*DOCUMENT:*
========

This order can be important, if you’re expecting the value of a property to be influenced by another property.
And you can even stream property-by-property, if you don’t want to wait until the full output is generated. The game is pretty fun now! Almost ready to share with my friends. But I notice the names of the NPCs aren’t exactly what I had in mind. I would prefer to have a first and last name.
We can use a guide for this, but this time just provide a natural language description.
We can say our name should be a “full name”.
And this is effectively another way of prompting. Instead of having to describe different properties in your prompt, you can do it directly in your Generable type. And it gives the model a stronger relation for what these descriptions are tied to.
If we walk around in our game now, we’ll checkout these new names in action.
Here’s an overview of all the guides you can apply to different types.
With common numerical types, like int, you can specify the minimum, maximum or a range. And with array, you can control the count, or specify guides on the array’s element type.

========

*RAW DATA:*
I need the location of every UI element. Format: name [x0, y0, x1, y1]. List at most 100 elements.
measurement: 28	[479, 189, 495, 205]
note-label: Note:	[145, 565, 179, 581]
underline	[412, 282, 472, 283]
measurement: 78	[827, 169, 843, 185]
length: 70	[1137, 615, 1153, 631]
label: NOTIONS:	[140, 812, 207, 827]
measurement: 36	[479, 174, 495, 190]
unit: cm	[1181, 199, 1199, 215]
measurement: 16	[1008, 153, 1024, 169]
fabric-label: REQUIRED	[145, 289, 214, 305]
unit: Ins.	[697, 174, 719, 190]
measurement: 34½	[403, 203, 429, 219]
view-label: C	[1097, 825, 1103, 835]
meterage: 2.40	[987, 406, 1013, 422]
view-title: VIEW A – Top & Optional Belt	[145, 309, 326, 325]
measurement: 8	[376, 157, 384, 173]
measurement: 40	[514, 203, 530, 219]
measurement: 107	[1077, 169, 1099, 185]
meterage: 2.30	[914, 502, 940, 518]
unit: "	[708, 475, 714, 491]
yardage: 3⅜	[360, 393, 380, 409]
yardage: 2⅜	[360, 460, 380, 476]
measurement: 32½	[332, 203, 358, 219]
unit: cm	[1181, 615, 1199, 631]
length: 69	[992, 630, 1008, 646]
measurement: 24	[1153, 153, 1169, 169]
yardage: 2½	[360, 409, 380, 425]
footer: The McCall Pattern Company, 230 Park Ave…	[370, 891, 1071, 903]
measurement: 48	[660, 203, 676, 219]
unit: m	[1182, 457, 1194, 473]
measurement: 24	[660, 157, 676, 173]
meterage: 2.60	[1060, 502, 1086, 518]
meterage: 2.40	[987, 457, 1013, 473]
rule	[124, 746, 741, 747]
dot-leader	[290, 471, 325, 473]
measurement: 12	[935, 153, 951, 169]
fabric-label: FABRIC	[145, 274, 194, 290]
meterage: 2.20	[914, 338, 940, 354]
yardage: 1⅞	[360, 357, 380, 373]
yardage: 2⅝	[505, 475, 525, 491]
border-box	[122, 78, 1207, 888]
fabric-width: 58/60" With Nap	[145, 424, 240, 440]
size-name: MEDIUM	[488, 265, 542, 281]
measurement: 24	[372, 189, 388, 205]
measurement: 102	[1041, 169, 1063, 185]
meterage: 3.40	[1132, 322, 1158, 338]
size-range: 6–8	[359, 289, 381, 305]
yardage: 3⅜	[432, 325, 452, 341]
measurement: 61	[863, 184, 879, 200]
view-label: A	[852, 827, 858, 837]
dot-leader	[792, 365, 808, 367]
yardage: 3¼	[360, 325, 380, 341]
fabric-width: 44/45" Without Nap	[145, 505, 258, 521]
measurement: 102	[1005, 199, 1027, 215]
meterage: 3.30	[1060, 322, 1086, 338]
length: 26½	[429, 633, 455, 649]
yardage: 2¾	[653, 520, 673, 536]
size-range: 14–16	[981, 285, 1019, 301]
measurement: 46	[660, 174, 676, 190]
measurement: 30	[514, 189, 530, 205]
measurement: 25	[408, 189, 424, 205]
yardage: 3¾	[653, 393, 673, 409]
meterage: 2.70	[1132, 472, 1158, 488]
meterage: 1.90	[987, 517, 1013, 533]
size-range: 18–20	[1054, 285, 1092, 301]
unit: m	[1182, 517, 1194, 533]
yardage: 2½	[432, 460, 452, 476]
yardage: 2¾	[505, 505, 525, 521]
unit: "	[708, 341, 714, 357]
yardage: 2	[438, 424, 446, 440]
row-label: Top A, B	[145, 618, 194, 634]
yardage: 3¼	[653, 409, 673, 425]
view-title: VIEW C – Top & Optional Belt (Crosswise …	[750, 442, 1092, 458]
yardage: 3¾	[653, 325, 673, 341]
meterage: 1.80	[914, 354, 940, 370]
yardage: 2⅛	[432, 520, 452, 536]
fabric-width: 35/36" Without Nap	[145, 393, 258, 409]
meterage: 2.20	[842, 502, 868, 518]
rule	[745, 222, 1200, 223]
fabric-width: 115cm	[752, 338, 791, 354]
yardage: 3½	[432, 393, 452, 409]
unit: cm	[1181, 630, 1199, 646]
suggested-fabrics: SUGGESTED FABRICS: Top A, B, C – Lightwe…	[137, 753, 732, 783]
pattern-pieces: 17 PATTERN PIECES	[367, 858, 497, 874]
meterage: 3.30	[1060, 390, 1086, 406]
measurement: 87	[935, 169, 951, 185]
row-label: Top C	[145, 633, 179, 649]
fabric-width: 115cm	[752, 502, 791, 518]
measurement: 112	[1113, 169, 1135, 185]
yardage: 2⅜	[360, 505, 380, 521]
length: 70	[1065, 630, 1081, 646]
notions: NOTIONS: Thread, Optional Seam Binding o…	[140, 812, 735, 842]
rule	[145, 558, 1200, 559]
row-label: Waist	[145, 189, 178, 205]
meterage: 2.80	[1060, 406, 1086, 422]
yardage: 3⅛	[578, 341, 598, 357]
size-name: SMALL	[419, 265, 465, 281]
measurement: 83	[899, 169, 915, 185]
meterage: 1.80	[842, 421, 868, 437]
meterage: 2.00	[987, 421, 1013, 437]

========

*EXERCISE INSTRUCTIONS:*
1) Swap "minimum" for "lower bound" and write out the guides text from "If we walk around" down to "array’s element type.".
2) Continue the text on Generable types and guides from the point where it stops.

*SOLVED PROBLEMS:*
1)
If we walk around in our game now, we’ll checkout these new names in action.
Here’s an overview of all the guides you can apply to different types.
With common numerical types, like int, you can specify the lower bound, maximum or a range. And with array, you can control the count, or specify guides on the array’s element type.

2)
For String, you can let the model pick from an array with anyOf, or even constrain to a regex pattern.
A regex pattern guide is especially powerful. You may be familiar with using a regex for matching against text. But with Foundation Models, you can use a regex pattern to define the structure of a string to generate. For example, you can constrain the name to a set of prefixes.
And you can even use the regex builder syntax! If this renews your excitement in regex, make sure to watch the timeless classic “Meet Swift Regex” from a few years ago.
To recap, Generable is a macro that you can apply to structs and enums, and it gives you a reliable way to get structured output from the model. You don’t need to worry about any of the parsing, and to get even more specific output, you can apply guides to your properties.
So Generable is great when you know the structure at compile time.
The macro generates the schema for you, and you get an instance of your type as output. But sometimes you only know about a structure at runtime. That’s where dynamic schemas can help.
I’m adding a level creator to my game, where players can dynamically define entities to encounter while walking around in the game. For example, a player could create a riddle structure. Where a riddle has a question, and multiple choice answers. If we knew this structure at compile time, we could simply define a Generable struct for it. But our level creator allows for creating any structure the player can think of.
We can use DynamicGenerationSchema to create a schema at runtime.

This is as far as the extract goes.